#### [Your instructions]
Copy every line that mentions the word "Vífilsdóttir".

#### [Extracted records]
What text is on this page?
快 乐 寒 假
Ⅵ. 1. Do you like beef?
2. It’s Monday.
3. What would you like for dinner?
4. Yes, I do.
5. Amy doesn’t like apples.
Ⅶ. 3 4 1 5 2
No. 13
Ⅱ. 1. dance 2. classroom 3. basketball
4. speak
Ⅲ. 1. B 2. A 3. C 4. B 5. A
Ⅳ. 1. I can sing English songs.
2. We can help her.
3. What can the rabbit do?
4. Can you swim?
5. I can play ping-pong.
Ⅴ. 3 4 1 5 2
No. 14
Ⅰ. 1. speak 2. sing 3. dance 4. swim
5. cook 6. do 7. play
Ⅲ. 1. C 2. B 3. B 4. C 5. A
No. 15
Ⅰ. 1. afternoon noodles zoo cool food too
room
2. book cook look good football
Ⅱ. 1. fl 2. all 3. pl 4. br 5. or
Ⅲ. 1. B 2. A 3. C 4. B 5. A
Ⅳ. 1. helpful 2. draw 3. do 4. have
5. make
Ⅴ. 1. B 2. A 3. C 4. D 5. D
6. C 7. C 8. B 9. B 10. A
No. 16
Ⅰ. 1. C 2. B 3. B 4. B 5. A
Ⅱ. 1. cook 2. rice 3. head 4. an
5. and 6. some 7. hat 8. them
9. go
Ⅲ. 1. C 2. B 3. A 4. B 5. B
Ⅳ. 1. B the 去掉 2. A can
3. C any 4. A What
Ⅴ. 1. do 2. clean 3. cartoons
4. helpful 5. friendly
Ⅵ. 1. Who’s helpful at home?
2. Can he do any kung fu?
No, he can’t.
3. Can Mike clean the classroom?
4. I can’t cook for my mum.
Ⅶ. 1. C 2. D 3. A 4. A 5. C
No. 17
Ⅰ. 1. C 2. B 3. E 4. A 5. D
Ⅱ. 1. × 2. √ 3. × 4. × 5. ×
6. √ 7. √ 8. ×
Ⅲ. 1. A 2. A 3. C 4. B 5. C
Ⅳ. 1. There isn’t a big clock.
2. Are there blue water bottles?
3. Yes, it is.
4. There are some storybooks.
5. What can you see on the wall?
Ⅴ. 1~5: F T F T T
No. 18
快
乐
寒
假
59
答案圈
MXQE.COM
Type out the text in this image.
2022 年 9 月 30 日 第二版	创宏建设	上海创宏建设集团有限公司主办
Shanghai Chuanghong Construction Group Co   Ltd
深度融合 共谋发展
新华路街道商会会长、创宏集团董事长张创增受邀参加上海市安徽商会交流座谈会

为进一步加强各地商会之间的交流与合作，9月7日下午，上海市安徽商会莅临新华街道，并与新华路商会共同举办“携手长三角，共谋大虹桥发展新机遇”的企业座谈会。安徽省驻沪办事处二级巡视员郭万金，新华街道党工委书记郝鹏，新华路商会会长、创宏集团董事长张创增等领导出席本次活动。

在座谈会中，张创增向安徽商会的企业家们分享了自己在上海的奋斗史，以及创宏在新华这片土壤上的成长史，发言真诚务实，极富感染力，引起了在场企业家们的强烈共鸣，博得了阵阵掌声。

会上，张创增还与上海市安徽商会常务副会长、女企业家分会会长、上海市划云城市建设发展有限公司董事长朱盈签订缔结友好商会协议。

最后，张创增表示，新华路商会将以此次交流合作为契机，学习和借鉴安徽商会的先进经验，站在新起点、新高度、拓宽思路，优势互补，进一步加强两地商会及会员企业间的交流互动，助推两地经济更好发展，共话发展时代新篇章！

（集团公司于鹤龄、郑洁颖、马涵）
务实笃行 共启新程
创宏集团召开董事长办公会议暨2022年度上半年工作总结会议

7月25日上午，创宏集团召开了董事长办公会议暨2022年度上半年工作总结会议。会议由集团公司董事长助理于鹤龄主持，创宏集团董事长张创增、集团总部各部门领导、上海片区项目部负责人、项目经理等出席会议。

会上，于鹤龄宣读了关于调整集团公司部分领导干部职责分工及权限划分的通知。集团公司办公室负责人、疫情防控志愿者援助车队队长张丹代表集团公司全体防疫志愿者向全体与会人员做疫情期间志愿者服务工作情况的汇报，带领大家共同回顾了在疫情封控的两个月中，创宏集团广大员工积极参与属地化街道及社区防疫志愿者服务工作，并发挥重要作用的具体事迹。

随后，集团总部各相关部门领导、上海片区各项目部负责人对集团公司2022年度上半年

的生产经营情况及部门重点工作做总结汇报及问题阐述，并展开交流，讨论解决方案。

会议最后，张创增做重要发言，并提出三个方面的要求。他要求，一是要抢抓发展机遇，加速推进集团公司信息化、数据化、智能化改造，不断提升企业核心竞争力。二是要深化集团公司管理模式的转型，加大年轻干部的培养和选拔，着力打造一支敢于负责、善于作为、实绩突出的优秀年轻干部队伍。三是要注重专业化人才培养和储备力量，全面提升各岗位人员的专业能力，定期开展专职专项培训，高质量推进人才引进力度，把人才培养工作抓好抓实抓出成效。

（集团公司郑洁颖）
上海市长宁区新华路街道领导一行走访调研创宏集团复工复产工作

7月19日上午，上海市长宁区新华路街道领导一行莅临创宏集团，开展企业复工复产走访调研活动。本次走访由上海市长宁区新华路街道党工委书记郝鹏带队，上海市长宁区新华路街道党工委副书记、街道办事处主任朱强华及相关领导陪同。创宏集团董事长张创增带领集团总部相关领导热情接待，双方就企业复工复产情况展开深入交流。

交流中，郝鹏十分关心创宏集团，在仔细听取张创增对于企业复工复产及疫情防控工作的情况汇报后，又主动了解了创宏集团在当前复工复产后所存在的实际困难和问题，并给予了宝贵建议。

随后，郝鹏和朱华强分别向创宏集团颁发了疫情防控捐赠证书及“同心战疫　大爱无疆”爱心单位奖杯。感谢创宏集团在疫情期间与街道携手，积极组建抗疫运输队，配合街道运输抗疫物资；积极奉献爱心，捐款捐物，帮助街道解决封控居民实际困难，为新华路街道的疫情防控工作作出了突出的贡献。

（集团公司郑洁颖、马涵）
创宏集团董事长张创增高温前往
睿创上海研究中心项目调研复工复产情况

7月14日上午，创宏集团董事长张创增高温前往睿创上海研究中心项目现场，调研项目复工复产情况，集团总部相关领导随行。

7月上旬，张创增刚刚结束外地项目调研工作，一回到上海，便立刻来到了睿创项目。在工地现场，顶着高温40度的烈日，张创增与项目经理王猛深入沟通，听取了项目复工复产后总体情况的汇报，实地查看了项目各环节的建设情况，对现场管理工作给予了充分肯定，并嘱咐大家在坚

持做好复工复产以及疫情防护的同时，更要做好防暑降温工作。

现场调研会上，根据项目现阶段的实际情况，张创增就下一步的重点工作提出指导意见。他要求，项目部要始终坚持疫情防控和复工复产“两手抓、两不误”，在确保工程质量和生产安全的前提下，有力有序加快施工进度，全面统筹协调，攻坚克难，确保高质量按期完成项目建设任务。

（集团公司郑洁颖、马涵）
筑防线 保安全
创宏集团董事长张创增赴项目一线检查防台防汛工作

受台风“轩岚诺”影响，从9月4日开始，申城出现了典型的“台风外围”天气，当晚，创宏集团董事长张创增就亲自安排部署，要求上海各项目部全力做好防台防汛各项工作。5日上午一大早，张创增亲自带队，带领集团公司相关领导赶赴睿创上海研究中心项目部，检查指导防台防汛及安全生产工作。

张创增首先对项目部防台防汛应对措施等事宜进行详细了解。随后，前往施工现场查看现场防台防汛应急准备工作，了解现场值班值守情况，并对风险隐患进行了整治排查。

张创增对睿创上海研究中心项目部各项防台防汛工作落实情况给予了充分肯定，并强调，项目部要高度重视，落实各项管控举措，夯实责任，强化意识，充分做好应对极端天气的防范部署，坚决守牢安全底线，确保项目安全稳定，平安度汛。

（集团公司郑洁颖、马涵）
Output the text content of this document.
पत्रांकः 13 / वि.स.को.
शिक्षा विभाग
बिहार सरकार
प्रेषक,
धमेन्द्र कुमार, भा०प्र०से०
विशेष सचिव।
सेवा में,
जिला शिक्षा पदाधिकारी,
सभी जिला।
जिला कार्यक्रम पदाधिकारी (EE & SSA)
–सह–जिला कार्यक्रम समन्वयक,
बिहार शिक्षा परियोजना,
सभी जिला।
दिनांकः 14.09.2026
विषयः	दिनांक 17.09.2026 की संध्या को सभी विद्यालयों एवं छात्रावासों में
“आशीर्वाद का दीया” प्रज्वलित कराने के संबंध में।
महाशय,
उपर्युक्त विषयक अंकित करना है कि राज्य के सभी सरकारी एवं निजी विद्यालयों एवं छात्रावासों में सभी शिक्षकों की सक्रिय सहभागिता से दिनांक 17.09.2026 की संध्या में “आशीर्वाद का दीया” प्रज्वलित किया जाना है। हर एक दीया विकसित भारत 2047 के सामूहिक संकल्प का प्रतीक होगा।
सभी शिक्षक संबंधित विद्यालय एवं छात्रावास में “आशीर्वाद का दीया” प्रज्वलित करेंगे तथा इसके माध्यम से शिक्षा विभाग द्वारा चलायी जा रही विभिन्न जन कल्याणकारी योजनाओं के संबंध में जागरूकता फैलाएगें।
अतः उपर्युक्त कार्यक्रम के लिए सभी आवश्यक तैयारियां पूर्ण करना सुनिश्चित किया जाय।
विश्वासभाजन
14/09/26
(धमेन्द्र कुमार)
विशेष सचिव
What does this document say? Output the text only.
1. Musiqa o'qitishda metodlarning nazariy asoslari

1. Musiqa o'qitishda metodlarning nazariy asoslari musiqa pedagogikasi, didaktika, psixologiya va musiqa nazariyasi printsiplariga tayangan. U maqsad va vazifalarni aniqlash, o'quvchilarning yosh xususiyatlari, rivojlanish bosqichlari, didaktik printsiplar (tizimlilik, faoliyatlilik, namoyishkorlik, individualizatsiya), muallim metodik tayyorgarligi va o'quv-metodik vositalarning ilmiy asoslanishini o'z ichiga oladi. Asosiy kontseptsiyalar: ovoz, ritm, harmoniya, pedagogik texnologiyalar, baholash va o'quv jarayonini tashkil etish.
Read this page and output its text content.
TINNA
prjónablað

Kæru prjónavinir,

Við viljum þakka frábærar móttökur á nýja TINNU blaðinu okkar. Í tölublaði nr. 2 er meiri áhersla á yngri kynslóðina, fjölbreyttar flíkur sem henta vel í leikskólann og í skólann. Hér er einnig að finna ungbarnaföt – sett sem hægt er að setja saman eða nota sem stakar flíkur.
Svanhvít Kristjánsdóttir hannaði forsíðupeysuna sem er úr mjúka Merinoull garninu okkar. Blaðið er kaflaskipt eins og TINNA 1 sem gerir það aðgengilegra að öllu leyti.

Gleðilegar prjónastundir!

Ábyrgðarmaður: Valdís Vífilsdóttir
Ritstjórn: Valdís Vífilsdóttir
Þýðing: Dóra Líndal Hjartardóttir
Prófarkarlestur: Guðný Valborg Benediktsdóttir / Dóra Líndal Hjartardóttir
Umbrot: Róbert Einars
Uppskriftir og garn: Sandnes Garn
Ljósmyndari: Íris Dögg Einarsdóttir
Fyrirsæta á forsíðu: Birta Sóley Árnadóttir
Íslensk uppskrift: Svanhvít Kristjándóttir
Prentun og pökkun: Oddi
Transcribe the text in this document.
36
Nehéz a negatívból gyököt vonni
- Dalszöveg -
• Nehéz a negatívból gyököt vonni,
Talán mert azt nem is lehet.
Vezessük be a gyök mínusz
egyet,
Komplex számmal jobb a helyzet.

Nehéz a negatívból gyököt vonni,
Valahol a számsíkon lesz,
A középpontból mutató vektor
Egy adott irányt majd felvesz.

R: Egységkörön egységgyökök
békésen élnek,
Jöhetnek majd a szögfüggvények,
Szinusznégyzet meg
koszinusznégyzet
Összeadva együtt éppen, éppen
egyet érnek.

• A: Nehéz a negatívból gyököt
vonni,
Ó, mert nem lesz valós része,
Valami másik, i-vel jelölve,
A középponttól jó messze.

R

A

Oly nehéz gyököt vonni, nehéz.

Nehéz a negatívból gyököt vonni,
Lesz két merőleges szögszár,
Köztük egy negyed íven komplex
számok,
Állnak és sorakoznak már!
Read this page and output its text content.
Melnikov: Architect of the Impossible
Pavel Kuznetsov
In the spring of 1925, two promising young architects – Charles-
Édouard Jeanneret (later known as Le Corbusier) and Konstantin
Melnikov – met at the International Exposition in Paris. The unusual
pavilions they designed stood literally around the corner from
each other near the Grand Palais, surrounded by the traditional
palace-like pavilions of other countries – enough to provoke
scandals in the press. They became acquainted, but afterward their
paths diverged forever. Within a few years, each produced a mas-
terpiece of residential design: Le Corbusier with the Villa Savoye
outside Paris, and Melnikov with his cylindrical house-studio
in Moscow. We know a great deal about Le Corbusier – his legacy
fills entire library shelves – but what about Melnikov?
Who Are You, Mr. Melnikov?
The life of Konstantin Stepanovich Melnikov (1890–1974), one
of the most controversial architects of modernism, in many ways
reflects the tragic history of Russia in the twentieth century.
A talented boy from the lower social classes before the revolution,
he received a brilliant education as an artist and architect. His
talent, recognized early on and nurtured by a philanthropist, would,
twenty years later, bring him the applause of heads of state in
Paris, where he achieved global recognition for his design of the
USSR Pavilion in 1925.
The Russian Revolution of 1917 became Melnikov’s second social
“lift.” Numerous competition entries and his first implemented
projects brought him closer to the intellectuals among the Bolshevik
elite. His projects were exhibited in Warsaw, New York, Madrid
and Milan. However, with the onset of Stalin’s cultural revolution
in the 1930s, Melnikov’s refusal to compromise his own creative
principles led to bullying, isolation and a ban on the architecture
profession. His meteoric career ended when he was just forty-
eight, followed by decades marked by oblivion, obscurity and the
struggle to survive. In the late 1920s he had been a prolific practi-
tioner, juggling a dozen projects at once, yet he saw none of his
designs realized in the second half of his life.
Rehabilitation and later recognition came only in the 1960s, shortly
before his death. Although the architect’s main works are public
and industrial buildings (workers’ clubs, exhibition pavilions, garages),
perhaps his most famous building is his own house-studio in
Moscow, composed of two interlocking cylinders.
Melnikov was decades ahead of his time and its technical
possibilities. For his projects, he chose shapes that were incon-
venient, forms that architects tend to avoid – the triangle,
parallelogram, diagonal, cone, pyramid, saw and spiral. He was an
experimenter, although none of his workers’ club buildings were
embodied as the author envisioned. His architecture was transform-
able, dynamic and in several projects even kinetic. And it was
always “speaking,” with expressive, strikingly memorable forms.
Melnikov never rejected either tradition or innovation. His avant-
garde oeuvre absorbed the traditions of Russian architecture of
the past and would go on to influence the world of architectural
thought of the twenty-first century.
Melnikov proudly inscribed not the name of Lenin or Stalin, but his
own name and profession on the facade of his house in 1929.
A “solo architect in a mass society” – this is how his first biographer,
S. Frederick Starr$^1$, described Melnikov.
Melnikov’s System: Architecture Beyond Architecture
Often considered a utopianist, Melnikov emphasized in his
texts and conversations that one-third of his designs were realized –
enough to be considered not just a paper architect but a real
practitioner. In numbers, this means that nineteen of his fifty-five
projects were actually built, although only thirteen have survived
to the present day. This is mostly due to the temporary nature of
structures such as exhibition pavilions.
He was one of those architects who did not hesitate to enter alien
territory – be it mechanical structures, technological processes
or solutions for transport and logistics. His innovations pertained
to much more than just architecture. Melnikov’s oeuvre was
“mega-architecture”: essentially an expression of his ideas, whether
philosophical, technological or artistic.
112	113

#### [Task answer]
Ábyrgðarmaður: Valdís Vífilsdóttir
Ritstjórn: Valdís Vífilsdóttir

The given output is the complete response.